* _To do_: Report only how many lines hold the word "JSON".

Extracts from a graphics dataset
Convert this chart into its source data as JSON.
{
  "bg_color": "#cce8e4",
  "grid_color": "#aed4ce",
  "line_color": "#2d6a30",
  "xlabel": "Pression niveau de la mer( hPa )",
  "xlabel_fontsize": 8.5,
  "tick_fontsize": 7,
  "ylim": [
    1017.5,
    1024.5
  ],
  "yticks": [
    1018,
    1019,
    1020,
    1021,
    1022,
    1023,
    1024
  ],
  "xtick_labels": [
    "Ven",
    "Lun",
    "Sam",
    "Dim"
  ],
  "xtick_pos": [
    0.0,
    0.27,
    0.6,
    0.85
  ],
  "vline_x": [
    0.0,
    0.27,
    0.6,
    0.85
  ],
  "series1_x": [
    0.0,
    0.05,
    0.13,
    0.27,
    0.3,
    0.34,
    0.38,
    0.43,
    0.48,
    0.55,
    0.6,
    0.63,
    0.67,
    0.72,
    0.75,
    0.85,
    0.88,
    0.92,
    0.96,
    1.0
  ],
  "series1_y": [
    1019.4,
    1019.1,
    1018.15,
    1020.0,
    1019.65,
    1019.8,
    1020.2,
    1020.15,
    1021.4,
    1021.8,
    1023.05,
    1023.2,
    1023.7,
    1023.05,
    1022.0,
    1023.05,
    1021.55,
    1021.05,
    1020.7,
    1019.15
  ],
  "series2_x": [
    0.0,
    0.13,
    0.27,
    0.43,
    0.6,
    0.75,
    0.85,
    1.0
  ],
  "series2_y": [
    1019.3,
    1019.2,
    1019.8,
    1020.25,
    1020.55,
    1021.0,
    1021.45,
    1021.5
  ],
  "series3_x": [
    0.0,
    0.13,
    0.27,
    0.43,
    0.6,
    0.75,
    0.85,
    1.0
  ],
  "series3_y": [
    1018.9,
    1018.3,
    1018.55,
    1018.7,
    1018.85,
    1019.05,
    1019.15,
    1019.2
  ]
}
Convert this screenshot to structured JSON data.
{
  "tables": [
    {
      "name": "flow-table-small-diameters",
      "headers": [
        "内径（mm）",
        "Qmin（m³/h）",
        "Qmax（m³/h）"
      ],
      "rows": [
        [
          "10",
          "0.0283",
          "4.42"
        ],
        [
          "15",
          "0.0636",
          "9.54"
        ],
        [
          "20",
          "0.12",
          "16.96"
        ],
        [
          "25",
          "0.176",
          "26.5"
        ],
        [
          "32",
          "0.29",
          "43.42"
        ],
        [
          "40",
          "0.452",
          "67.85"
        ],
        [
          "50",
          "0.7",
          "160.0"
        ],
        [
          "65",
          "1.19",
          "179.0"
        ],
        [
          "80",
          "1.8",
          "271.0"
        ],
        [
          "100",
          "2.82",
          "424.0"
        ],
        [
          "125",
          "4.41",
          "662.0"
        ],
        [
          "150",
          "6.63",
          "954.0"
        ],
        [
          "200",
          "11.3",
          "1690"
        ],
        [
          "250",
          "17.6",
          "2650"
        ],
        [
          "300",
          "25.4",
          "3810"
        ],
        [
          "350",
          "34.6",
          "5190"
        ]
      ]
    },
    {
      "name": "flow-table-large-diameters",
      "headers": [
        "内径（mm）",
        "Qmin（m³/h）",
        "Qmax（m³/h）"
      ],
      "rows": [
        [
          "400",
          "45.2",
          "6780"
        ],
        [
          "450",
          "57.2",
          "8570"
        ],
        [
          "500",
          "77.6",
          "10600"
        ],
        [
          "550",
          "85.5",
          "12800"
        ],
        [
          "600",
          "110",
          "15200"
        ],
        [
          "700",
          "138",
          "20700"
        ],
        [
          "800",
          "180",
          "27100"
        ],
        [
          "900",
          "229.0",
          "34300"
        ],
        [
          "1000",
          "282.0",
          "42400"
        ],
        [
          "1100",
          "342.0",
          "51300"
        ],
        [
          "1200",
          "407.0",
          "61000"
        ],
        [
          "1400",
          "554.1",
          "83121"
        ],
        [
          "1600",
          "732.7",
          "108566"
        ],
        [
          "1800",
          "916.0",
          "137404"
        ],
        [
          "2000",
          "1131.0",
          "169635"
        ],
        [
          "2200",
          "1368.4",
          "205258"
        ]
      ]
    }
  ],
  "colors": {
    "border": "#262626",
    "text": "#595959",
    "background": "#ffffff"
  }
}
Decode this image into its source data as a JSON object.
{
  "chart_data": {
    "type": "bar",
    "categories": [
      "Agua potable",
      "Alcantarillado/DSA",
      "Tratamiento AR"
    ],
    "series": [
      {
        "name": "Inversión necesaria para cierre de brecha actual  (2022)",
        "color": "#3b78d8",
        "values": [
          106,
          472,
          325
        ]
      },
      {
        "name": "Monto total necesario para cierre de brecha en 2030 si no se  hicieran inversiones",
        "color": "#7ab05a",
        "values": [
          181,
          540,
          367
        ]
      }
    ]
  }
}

* _Answer to the task_: 3